**Given request**: Pick out every line of the records below that contains the string "axis", and copy each such line.
++++++
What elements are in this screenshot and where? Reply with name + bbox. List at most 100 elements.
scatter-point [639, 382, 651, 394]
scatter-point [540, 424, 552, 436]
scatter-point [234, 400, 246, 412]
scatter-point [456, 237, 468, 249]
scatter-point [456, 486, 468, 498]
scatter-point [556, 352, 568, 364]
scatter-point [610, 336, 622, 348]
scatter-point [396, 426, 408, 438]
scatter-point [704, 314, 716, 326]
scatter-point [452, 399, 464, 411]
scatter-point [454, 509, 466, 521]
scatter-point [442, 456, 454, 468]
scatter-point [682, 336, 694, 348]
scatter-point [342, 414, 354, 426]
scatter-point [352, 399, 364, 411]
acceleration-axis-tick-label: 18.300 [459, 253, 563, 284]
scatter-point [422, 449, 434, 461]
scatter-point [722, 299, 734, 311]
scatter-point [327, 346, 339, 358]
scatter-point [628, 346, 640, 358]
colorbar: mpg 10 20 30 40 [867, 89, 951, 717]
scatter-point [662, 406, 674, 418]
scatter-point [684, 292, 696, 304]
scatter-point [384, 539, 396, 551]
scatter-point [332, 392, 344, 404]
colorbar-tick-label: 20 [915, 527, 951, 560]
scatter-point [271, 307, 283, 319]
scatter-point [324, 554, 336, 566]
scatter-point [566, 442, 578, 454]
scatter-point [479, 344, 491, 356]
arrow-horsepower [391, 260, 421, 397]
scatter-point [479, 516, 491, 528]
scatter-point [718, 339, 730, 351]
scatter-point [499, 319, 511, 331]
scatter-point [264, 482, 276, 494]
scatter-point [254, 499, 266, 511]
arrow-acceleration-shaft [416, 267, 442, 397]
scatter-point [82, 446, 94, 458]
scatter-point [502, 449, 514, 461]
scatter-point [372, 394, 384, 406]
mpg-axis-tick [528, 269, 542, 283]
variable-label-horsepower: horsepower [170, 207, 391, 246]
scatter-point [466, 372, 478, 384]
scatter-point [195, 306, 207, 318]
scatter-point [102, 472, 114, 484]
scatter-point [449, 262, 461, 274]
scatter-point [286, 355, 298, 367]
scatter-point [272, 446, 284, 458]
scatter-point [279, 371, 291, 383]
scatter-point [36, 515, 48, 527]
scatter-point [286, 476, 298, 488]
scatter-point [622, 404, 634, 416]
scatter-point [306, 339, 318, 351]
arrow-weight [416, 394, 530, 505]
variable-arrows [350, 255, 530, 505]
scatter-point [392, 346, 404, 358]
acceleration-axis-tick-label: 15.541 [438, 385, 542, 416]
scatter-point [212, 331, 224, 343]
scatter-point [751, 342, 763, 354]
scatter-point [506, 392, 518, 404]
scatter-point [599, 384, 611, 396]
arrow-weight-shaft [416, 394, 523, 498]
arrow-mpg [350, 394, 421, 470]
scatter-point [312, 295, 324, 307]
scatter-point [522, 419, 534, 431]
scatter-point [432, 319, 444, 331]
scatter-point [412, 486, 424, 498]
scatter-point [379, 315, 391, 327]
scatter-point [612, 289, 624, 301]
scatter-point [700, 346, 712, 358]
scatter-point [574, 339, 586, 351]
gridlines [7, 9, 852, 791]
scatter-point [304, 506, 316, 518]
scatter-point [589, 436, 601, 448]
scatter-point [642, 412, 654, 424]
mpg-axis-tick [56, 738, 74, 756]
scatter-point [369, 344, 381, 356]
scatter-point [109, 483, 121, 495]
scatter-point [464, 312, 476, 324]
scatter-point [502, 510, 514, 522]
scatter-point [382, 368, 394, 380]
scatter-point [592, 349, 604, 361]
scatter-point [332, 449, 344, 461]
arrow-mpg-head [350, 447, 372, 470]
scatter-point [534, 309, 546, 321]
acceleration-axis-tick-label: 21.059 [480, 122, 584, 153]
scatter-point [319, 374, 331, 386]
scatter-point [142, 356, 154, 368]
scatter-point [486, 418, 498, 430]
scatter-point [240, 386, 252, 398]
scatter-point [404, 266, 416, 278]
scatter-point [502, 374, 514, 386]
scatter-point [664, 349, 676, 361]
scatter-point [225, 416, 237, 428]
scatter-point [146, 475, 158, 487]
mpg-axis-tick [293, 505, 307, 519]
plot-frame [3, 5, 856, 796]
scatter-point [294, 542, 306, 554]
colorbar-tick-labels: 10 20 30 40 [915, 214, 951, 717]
++++++
**The result**:
acceleration-axis-tick-label: 18.300 [459, 253, 563, 284]
mpg-axis-tick [528, 269, 542, 283]
acceleration-axis-tick-label: 15.541 [438, 385, 542, 416]
mpg-axis-tick [56, 738, 74, 756]
acceleration-axis-tick-label: 21.059 [480, 122, 584, 153]
mpg-axis-tick [293, 505, 307, 519]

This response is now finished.